GIVEN TASK ->
Exclude the pictures and retype the entries as written.

MATERIALS PROVIDED ->
[Begin]

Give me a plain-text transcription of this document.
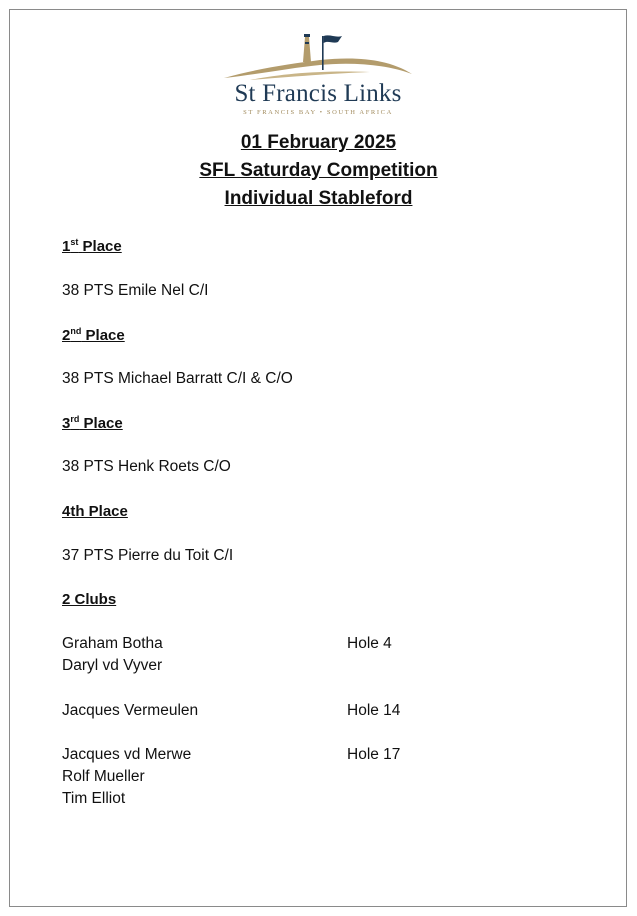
St Francis Links
ST FRANCIS BAY • SOUTH AFRICA
01 February 2025
SFL Saturday Competition
Individual Stableford
1st Place
38 PTS Emile Nel C/I
2nd Place
38 PTS Michael Barratt C/I & C/O
3rd Place
38 PTS Henk Roets C/O
4th Place
37 PTS Pierre du Toit C/I
2 Clubs
Graham Botha	Hole 4
Daryl vd Vyver
Jacques Vermeulen	Hole 14
Jacques vd Merwe	Hole 17
Rolf Mueller
Tim Elliot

[End]

RESPONSE TO THIS EXERCISE ->
Give me a plain-text transcription of this document.
St Francis Links
ST FRANCIS BAY • SOUTH AFRICA
01 February 2025
SFL Saturday Competition
Individual Stableford
1st Place
38 PTS Emile Nel C/I
2nd Place
38 PTS Michael Barratt C/I & C/O
3rd Place
38 PTS Henk Roets C/O
4th Place
37 PTS Pierre du Toit C/I
2 Clubs
Graham Botha	Hole 4
Daryl vd Vyver
Jacques Vermeulen	Hole 14
Jacques vd Merwe	Hole 17
Rolf Mueller
Tim Elliot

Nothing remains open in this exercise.